RECORD EXTRACTS:
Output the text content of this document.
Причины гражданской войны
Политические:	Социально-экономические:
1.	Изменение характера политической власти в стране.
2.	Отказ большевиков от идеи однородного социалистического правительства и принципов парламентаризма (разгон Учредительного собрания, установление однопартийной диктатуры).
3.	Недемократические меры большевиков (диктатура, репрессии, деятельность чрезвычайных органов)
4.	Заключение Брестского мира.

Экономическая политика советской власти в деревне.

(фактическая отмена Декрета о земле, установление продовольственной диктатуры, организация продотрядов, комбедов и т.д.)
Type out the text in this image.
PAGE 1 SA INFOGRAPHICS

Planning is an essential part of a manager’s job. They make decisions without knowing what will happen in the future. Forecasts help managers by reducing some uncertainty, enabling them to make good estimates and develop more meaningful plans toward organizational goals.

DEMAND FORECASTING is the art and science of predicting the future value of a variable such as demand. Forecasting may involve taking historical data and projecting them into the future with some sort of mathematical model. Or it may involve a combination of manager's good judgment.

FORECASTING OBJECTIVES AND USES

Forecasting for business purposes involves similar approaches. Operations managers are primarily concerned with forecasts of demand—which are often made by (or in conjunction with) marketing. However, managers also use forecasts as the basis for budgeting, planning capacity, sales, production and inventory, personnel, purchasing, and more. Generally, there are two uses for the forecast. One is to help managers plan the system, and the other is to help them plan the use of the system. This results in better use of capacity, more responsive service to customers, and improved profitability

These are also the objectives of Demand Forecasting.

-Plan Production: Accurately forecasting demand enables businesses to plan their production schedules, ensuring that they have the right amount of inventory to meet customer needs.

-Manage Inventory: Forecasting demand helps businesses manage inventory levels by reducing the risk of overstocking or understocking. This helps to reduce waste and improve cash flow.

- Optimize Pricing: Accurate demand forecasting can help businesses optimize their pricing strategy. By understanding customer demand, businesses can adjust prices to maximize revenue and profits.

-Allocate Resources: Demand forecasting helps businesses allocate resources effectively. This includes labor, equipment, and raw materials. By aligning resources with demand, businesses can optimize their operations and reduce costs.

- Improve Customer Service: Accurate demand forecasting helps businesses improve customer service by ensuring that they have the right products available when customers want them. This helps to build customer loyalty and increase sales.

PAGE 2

STATED EXERCISE: Report every line containing the word "helps" from the listing above.

WRITTEN RESPONSE:
-Manage Inventory: Forecasting demand helps businesses manage inventory levels by reducing the risk of overstocking or understocking. This helps to reduce waste and improve cash flow.
-Allocate Resources: Demand forecasting helps businesses allocate resources effectively. This includes labor, equipment, and raw materials. By aligning resources with demand, businesses can optimize their operations and reduce costs.
- Improve Customer Service: Accurate demand forecasting helps businesses improve customer service by ensuring that they have the right products available when customers want them. This helps to build customer loyalty and increase sales.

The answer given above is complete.